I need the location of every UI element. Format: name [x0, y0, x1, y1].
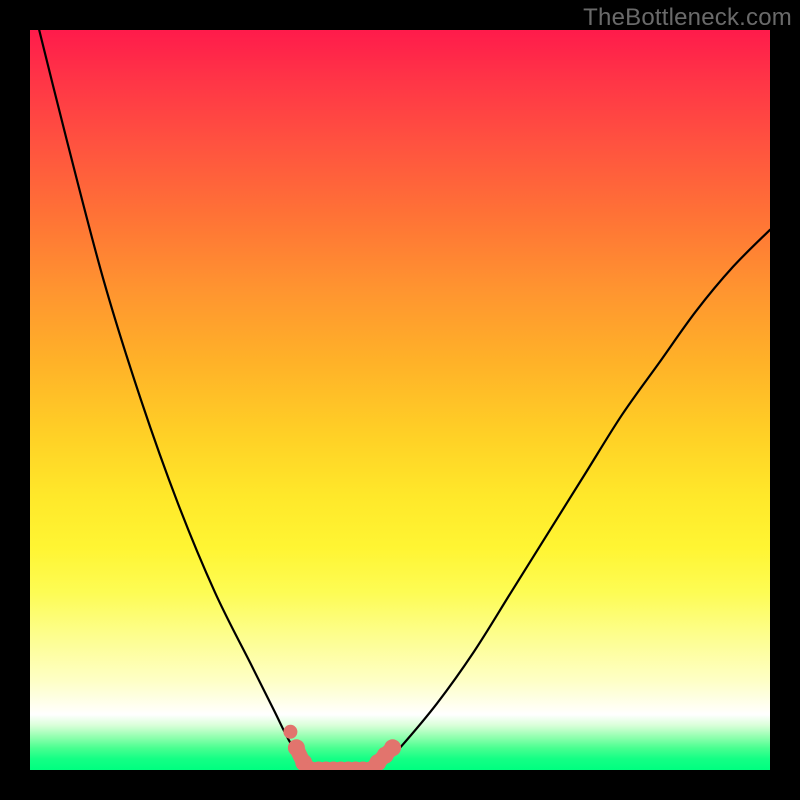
- curve-layer: [30, 30, 770, 770]
- plot-area: [30, 30, 770, 770]
- watermark-text: TheBottleneck.com: [583, 4, 792, 32]
- sweet-spot-band: [283, 725, 401, 770]
- bottleneck-curve: [30, 30, 770, 770]
- chart-frame: TheBottleneck.com: [0, 0, 800, 800]
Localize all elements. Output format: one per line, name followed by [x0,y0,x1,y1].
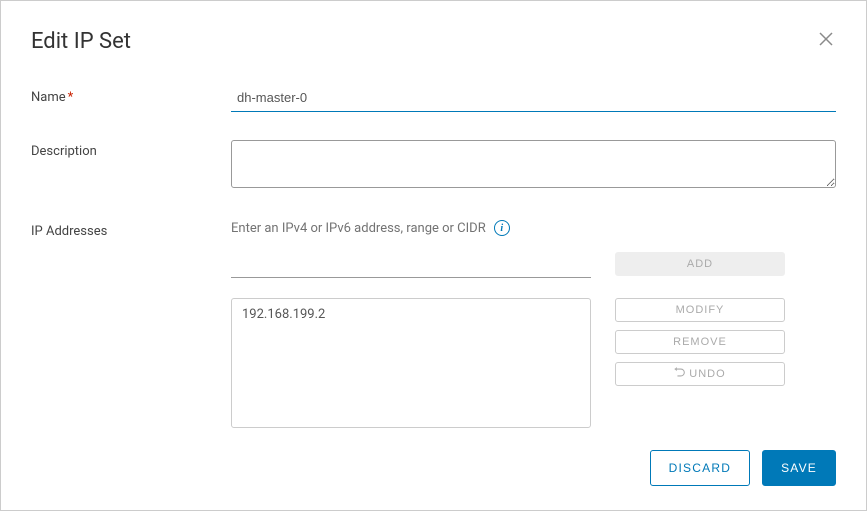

• • •

Exercise requirements ▸ Present all the lines above as a numbered list, skipping any blank lines and leaving out the pictures.

Task result ▸
1. I need the location of every UI element. Format: name [x0, y0, x1, y1].
2. - curve-layer: [30, 30, 770, 770]
3. - plot-area: [30, 30, 770, 770]
4. - watermark-text: TheBottleneck.com: [583, 4, 792, 32]
5. - sweet-spot-band: [283, 725, 401, 770]
6. - bottleneck-curve: [30, 30, 770, 770]
7. - chart-frame: TheBottleneck.com: [0, 0, 800, 800]
8. Localize all elements. Output format: one per line, name followed by [x0,y0,x1,y1].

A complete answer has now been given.